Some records

------------

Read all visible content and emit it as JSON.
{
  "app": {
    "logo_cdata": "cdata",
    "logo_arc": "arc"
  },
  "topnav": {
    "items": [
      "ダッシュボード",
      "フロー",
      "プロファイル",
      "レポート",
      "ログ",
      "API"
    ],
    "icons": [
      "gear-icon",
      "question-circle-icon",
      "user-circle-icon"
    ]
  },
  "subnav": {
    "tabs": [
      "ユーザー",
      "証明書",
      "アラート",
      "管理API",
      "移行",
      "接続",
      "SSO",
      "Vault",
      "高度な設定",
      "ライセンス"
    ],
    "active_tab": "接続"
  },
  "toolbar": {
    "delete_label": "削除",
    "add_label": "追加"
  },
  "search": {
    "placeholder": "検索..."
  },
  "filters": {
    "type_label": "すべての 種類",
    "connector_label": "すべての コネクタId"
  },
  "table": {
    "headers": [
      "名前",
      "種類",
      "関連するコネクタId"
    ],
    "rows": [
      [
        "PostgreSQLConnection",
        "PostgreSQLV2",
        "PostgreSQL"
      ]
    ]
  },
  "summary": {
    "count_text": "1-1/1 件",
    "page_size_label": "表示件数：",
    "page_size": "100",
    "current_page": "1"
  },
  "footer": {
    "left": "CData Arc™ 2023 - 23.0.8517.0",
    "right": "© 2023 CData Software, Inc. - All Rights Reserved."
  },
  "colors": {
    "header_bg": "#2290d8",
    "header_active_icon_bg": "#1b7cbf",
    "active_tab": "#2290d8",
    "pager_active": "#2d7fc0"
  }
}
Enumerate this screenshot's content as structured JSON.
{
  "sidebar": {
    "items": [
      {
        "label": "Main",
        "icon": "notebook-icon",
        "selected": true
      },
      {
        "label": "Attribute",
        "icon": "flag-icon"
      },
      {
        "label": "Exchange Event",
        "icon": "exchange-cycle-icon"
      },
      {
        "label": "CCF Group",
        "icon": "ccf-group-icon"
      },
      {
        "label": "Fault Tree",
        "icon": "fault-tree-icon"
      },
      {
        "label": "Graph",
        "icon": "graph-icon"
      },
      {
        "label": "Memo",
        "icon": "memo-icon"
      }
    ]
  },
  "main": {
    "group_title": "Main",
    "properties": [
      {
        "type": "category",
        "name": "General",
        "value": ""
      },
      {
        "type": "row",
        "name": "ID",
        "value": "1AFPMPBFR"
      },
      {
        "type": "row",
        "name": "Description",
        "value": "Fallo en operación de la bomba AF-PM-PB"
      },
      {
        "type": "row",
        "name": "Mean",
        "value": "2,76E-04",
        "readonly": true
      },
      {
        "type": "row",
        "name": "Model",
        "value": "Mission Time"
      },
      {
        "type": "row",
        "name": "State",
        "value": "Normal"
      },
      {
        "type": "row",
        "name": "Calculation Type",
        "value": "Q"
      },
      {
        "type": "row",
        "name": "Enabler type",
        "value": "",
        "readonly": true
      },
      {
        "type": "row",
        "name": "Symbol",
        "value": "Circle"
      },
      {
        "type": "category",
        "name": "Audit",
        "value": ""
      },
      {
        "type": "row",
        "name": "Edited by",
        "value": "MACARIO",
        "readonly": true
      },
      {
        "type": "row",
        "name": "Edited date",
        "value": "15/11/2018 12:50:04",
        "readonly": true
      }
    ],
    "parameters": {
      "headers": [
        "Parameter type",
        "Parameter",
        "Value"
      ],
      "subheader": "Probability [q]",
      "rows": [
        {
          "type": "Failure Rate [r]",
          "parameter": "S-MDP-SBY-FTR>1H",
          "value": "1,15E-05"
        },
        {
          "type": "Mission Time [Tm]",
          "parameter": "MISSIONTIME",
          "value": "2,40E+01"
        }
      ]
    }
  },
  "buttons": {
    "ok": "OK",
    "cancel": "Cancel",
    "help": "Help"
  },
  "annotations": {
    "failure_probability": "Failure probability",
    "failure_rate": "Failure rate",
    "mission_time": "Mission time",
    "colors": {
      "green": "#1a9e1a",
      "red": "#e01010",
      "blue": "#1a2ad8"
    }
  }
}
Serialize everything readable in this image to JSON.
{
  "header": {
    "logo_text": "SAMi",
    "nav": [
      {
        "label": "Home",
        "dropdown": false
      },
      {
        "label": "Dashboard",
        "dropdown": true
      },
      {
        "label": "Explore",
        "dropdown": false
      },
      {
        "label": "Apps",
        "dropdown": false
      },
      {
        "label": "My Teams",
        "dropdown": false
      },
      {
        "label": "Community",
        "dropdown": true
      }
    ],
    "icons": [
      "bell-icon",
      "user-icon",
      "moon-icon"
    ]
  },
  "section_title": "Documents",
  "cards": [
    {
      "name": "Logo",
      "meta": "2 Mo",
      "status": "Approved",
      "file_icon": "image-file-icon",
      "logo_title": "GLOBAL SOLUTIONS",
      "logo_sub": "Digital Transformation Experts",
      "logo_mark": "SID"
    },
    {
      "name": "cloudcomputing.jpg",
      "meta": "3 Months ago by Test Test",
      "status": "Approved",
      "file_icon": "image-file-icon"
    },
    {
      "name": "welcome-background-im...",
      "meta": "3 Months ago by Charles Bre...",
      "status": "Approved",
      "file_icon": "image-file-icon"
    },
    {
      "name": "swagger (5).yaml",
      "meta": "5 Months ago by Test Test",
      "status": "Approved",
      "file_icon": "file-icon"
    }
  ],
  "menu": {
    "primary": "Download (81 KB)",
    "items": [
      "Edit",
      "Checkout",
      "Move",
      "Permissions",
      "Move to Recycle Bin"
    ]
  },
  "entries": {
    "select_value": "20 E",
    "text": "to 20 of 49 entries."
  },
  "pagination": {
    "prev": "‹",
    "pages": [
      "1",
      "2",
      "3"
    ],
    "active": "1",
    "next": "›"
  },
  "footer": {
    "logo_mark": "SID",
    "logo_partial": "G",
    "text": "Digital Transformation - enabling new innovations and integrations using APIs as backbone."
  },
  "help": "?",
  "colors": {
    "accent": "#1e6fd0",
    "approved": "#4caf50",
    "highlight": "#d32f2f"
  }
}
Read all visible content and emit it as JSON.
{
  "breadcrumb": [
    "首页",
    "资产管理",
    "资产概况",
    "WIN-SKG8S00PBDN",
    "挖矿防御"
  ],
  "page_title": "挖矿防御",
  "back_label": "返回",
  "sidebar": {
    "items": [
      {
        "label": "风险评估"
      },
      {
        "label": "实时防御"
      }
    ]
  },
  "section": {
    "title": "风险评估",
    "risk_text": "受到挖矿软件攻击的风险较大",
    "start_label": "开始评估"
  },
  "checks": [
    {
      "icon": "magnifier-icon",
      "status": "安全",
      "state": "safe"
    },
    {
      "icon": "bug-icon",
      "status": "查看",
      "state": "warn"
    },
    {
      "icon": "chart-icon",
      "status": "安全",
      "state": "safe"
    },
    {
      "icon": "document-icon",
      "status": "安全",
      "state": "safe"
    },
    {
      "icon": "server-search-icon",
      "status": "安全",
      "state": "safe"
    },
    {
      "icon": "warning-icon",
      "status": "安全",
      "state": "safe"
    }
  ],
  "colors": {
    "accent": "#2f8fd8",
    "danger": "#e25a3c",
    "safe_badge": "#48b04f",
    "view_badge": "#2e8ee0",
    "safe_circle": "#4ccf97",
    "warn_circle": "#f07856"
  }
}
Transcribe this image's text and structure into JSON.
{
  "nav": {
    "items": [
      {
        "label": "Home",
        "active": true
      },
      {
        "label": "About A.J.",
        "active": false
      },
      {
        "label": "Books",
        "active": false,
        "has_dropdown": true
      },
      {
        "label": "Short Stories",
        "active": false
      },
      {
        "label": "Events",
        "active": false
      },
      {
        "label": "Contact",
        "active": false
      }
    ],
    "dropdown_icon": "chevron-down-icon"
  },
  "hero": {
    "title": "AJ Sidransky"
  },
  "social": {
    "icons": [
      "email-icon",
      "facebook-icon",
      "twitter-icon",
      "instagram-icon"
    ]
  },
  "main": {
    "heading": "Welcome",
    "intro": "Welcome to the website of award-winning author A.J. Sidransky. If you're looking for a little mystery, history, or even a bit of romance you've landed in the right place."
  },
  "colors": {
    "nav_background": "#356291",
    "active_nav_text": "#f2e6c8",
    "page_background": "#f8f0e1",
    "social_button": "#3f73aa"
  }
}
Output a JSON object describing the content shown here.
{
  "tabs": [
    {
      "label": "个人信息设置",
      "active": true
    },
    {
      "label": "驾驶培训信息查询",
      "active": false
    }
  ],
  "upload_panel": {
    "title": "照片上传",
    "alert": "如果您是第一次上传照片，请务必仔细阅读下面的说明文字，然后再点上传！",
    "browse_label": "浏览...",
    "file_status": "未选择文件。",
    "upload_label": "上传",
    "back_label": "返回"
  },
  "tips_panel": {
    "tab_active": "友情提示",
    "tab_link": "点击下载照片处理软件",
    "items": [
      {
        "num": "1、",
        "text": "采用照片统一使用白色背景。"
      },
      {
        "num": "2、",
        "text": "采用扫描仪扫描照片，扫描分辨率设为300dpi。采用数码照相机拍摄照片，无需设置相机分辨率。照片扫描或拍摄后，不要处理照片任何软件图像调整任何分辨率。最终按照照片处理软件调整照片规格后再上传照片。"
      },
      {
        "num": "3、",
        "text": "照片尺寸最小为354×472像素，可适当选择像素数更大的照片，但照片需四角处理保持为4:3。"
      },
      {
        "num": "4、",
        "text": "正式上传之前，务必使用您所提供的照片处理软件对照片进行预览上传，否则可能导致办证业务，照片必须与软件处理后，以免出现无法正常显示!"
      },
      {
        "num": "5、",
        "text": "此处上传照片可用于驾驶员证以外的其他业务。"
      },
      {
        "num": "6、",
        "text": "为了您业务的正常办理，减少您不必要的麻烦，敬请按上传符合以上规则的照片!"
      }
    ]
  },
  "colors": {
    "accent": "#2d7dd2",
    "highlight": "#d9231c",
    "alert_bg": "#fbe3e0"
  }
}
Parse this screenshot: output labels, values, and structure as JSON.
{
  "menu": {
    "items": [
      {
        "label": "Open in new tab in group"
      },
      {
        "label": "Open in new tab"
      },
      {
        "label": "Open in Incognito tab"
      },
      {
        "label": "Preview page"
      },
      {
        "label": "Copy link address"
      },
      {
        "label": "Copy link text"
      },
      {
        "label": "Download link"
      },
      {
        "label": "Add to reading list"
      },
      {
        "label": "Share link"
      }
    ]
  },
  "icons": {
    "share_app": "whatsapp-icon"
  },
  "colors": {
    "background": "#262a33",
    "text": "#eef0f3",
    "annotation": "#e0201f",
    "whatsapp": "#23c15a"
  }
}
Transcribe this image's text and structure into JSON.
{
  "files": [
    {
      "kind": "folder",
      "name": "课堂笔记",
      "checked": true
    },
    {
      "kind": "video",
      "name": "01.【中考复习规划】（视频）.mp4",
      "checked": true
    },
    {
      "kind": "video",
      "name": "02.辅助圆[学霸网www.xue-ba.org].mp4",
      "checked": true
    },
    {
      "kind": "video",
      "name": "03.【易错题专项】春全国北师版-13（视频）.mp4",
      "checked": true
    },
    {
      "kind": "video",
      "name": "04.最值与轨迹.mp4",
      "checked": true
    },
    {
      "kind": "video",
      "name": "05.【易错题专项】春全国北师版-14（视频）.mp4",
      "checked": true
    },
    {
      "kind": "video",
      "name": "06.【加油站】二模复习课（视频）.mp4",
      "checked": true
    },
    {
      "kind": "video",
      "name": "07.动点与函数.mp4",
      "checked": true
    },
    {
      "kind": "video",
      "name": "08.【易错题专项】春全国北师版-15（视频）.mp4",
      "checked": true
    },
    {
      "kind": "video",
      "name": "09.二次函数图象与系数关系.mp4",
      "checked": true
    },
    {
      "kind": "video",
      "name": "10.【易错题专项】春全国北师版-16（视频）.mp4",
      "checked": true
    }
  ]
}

------------

→ What you need to do
In the entries above, how many lines contain the word "meta"? Answer with the number only.

→ Exercise output
4